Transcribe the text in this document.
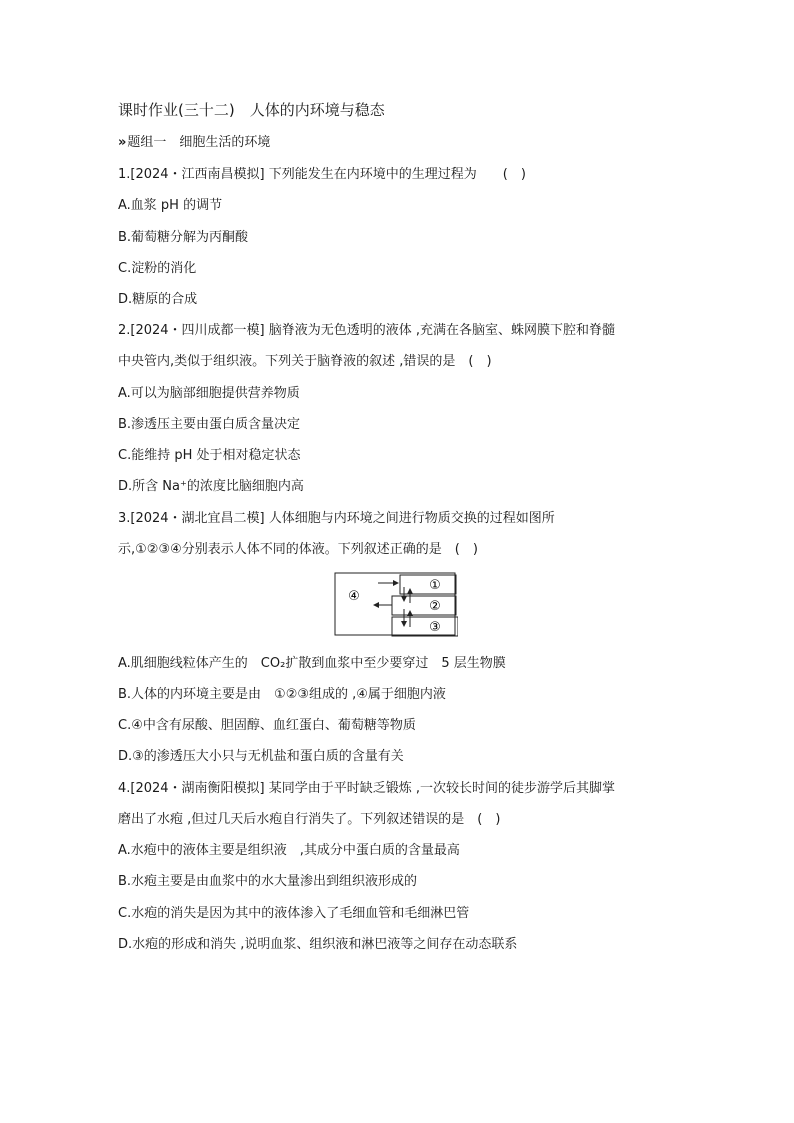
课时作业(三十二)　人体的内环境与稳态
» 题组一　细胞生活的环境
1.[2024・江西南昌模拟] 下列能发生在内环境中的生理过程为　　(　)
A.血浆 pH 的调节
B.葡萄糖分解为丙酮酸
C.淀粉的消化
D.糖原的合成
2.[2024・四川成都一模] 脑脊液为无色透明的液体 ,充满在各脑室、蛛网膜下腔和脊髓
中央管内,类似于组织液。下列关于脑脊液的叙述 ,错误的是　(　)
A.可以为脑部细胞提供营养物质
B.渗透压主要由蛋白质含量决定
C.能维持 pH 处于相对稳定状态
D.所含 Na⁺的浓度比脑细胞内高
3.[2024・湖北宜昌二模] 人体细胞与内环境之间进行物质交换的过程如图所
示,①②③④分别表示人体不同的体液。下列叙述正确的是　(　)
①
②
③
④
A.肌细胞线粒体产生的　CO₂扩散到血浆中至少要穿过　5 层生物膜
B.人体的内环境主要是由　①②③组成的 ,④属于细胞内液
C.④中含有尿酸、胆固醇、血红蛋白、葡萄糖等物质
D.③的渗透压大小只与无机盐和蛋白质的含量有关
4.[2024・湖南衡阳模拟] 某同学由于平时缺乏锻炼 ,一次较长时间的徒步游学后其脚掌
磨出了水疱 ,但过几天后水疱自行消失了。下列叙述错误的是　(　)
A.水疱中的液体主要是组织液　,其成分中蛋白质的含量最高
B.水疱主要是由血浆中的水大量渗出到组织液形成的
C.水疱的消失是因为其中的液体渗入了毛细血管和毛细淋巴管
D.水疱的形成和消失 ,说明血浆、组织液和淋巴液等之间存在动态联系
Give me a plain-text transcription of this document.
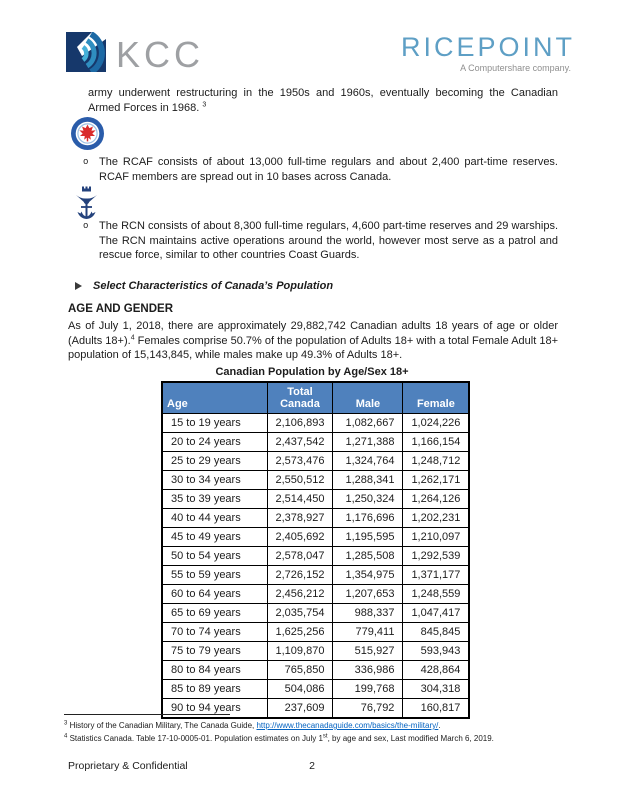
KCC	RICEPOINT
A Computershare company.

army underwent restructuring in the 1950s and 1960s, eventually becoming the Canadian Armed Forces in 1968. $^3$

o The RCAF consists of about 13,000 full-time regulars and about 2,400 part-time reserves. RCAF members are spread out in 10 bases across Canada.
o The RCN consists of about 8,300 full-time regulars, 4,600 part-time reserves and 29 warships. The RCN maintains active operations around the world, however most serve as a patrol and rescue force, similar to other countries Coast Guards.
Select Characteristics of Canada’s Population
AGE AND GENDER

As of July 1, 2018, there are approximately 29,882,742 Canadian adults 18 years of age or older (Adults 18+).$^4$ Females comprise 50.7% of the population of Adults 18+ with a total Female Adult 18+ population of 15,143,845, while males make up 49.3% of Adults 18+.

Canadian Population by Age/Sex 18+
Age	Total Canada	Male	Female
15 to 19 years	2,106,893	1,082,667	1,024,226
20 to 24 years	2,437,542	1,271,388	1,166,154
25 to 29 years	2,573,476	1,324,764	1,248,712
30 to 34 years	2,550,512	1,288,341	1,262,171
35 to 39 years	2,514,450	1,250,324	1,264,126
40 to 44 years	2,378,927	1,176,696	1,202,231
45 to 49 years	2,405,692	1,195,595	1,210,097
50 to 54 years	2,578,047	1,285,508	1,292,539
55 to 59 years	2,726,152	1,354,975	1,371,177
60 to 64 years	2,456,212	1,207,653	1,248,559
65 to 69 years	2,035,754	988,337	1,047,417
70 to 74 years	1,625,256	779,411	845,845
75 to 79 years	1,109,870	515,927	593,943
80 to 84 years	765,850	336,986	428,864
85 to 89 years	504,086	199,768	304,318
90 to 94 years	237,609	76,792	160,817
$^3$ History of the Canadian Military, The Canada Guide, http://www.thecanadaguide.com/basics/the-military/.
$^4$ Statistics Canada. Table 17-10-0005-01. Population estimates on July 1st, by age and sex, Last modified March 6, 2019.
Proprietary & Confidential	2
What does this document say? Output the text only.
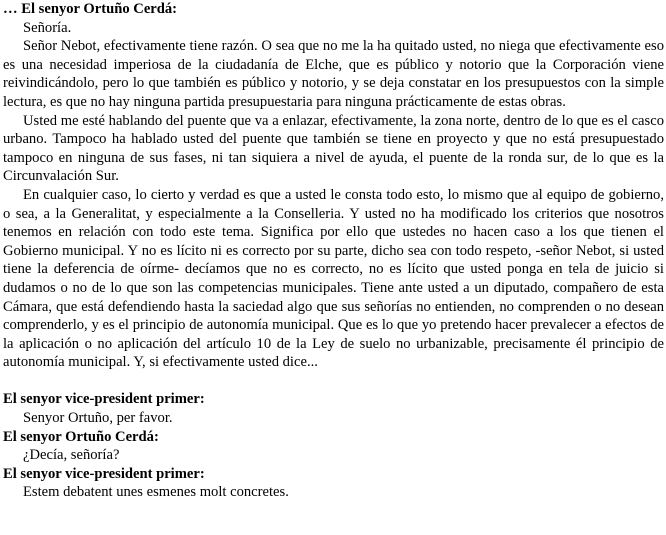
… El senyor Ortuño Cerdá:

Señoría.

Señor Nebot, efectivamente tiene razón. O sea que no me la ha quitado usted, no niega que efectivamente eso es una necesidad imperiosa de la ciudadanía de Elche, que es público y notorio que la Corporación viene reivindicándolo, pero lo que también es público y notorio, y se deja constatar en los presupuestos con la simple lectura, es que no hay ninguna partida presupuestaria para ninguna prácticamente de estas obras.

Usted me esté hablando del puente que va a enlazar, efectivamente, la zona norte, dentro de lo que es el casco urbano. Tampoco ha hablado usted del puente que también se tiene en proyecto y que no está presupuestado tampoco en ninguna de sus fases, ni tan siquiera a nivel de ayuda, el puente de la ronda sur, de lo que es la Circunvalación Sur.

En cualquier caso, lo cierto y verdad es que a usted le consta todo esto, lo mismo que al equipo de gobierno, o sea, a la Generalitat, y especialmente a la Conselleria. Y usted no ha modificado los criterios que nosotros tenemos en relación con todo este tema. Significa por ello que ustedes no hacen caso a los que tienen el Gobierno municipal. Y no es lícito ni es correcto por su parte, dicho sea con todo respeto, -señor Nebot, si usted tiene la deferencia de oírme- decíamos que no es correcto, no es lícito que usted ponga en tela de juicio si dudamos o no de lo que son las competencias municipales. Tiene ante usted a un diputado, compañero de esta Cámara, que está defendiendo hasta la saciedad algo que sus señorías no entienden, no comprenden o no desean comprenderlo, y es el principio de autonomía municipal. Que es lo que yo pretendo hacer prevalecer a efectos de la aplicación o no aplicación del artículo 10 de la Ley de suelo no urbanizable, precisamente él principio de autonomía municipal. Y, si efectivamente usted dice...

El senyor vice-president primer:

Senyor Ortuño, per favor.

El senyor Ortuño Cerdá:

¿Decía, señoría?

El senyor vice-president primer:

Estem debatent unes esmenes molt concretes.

____________

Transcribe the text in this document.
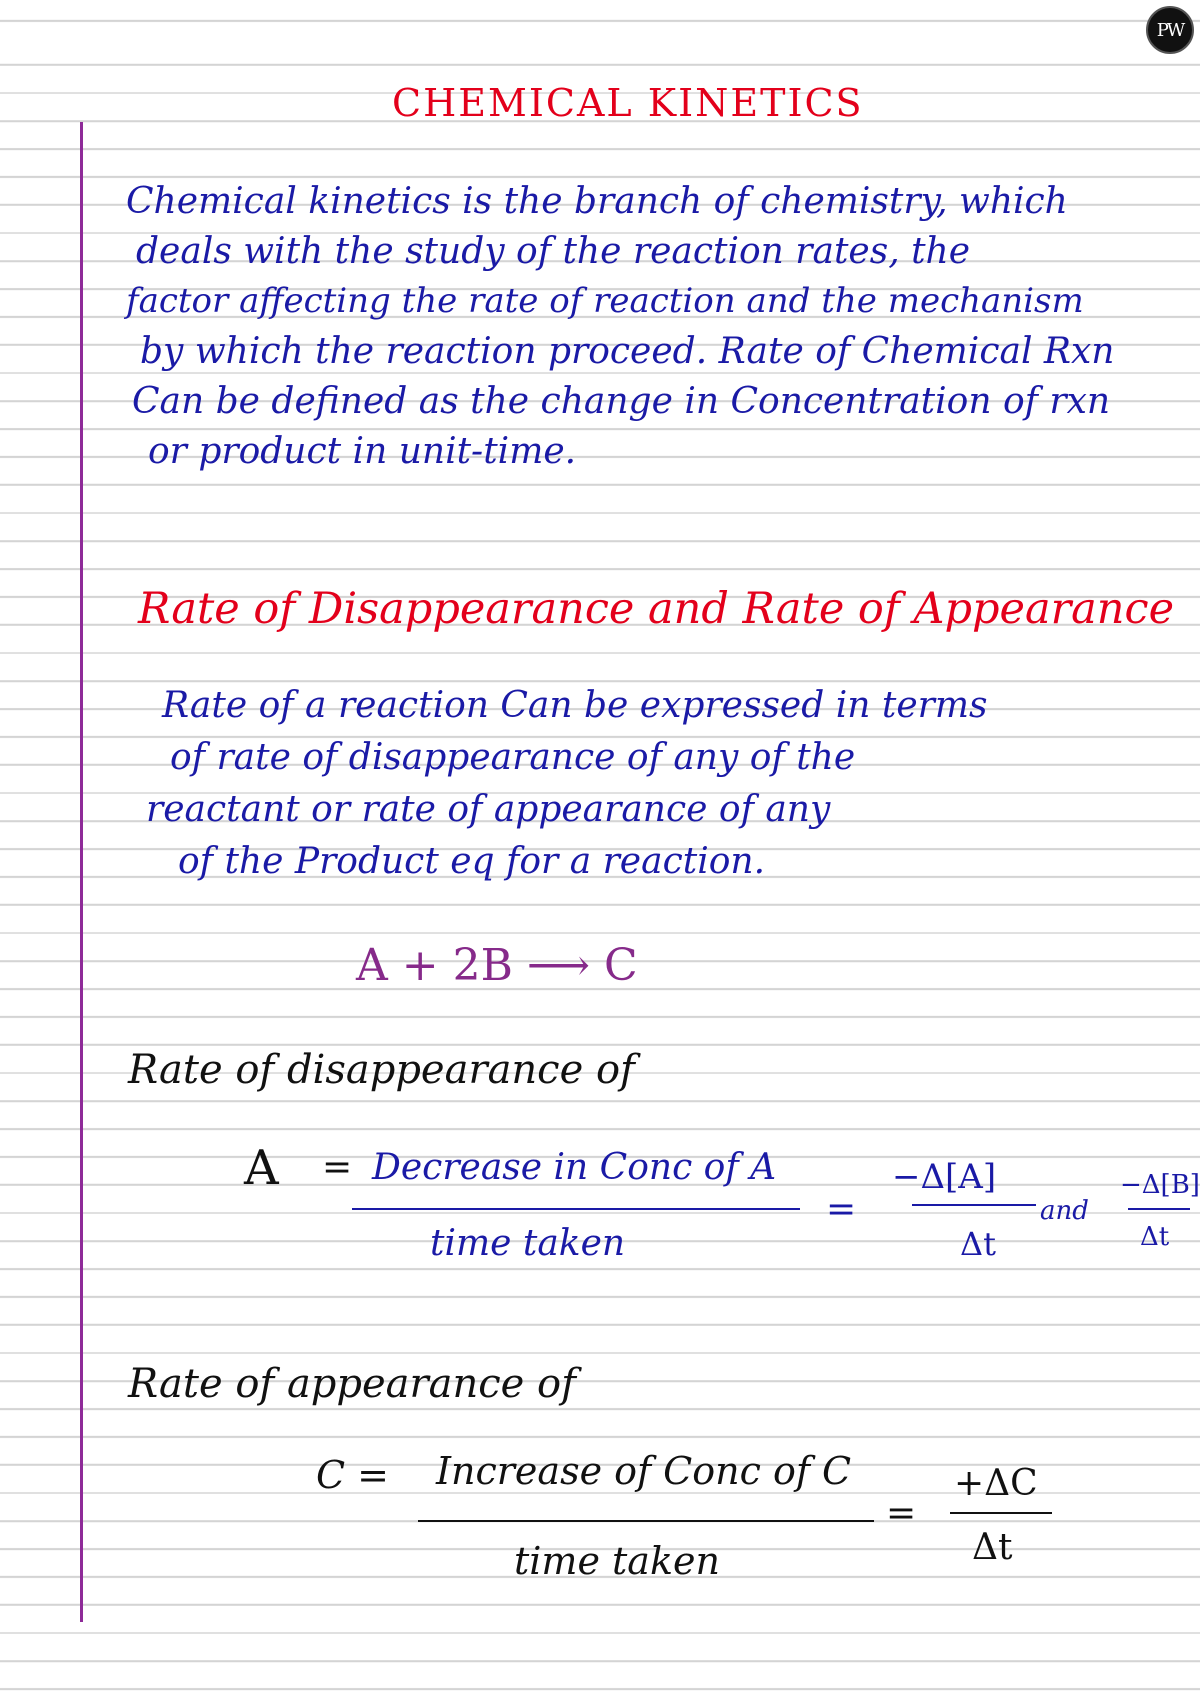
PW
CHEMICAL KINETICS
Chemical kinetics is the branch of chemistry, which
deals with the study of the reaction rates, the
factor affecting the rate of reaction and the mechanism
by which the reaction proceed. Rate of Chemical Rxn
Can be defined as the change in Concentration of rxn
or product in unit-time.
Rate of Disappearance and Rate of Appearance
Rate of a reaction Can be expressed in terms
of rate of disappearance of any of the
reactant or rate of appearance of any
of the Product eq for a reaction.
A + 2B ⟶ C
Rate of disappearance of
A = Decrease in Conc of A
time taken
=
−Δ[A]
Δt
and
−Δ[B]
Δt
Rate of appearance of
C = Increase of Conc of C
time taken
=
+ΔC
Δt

____________

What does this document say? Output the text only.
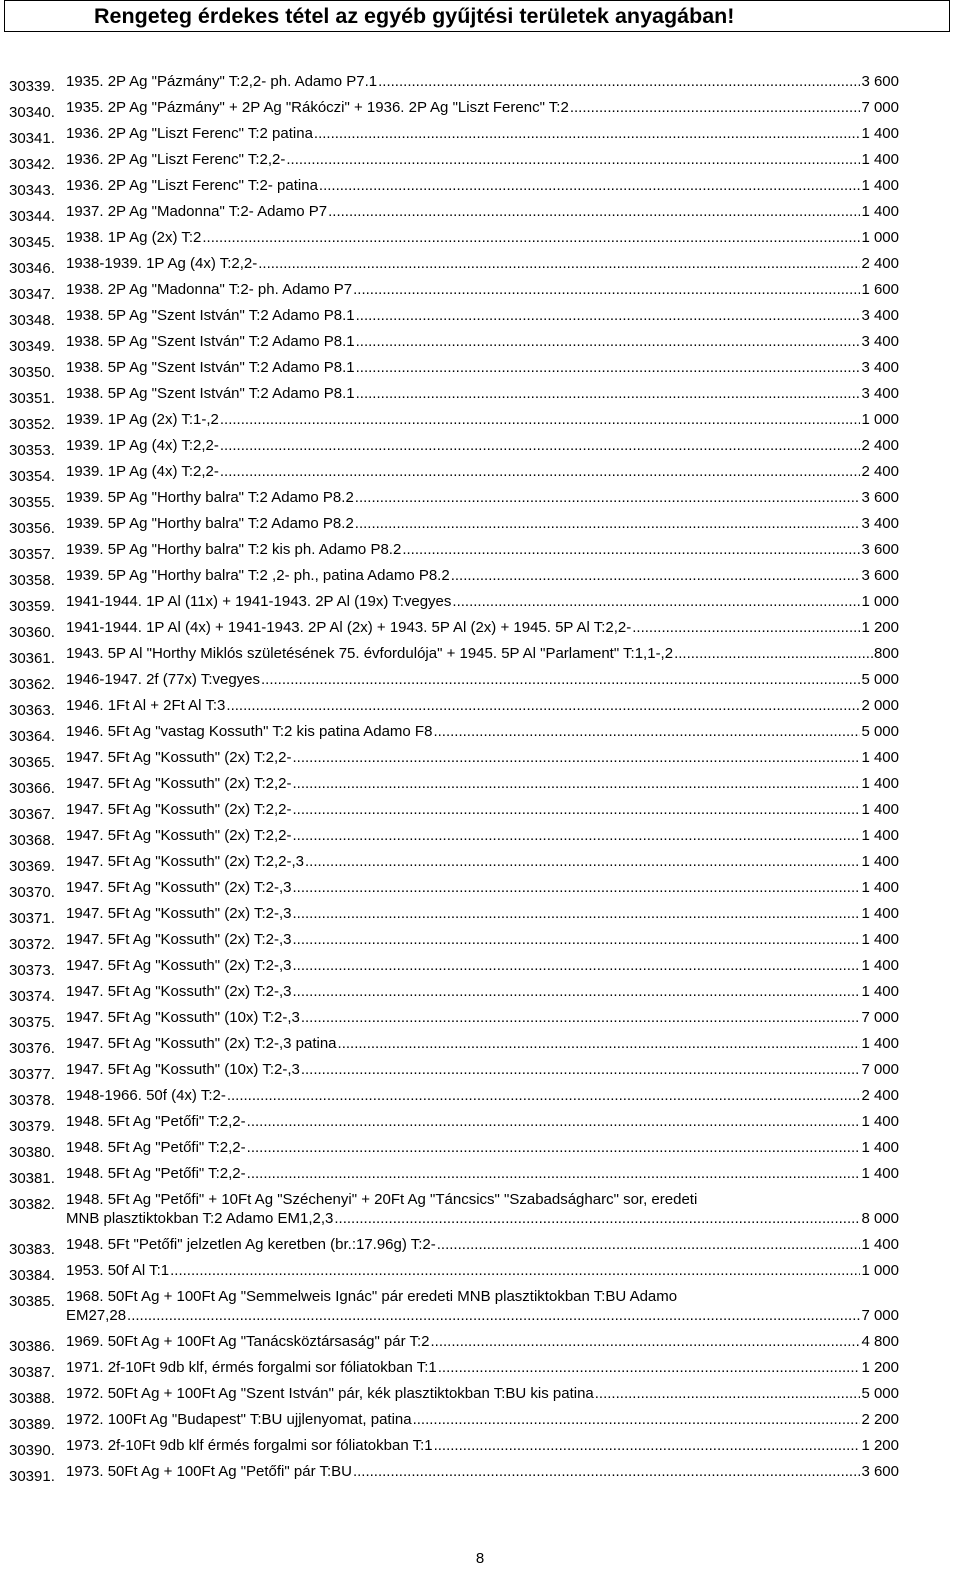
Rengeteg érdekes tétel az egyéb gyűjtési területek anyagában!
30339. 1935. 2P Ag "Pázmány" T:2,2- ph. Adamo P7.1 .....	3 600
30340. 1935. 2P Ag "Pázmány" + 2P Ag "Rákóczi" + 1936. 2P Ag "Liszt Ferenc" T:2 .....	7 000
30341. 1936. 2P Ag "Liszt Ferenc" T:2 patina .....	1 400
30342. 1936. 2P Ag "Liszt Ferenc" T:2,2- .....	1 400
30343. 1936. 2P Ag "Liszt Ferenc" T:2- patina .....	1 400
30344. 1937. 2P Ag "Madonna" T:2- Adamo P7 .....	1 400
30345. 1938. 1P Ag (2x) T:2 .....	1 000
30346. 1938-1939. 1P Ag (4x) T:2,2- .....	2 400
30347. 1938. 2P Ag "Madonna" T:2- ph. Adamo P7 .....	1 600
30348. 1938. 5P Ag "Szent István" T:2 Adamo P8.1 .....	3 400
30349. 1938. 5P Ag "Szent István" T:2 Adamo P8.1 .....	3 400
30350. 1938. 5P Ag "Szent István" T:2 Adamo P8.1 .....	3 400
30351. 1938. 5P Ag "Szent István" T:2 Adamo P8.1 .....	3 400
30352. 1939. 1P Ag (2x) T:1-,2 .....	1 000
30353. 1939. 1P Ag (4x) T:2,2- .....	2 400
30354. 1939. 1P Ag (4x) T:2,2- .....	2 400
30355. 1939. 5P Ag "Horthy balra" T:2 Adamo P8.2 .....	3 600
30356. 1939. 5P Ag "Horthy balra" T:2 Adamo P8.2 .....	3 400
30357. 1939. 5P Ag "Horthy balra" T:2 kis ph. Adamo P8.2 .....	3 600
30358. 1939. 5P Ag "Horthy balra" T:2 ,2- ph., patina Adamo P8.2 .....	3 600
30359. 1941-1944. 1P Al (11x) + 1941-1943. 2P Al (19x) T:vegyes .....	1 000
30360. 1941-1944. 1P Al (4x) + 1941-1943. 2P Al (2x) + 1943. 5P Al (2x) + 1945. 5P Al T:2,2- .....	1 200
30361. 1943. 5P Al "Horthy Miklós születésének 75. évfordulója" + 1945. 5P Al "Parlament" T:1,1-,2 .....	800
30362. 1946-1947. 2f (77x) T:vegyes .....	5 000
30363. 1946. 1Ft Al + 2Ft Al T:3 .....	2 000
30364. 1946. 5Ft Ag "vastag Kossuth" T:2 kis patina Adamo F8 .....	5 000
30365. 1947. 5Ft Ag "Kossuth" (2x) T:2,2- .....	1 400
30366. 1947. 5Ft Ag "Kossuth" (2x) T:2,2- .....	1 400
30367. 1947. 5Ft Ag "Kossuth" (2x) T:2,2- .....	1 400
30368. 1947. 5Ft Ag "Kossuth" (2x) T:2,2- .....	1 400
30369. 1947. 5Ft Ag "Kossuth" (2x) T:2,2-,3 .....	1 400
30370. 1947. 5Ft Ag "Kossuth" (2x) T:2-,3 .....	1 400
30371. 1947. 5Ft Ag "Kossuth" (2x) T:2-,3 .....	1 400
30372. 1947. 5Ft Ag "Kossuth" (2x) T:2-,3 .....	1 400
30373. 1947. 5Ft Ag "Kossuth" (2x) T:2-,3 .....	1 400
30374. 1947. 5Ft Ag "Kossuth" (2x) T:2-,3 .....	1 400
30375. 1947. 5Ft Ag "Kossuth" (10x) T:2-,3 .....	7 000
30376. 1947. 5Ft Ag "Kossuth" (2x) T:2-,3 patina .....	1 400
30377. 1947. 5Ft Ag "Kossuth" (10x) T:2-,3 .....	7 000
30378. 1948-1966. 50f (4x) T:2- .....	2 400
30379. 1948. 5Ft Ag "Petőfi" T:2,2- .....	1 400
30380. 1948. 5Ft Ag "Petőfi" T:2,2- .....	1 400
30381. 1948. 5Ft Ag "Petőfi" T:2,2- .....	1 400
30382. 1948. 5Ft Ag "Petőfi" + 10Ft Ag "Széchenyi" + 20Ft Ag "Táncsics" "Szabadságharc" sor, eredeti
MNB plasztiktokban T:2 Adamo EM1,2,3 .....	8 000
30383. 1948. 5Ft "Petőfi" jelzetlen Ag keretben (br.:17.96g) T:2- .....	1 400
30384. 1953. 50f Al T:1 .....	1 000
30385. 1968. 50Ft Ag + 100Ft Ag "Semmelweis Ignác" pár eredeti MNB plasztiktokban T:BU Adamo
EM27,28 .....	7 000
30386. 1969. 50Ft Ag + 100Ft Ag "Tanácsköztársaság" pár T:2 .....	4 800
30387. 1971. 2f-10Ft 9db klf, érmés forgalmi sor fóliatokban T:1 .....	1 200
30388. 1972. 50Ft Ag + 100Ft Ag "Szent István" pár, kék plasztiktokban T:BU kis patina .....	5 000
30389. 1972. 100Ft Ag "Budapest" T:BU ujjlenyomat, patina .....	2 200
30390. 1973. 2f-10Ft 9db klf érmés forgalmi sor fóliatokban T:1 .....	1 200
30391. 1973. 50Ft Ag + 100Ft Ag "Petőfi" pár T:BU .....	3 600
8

____________

→ **SET PROBLEM**
From the entries above, copy out every line where the string "plasztiktokban" appears.

→ **SOLUTION TO THIS PROBLEM**
MNB plasztiktokban T:2 Adamo EM1,2,3 .....	8 000
30385. 1968. 50Ft Ag + 100Ft Ag "Semmelweis Ignác" pár eredeti MNB plasztiktokban T:BU Adamo
30388. 1972. 50Ft Ag + 100Ft Ag "Szent István" pár, kék plasztiktokban T:BU kis patina .....	5 000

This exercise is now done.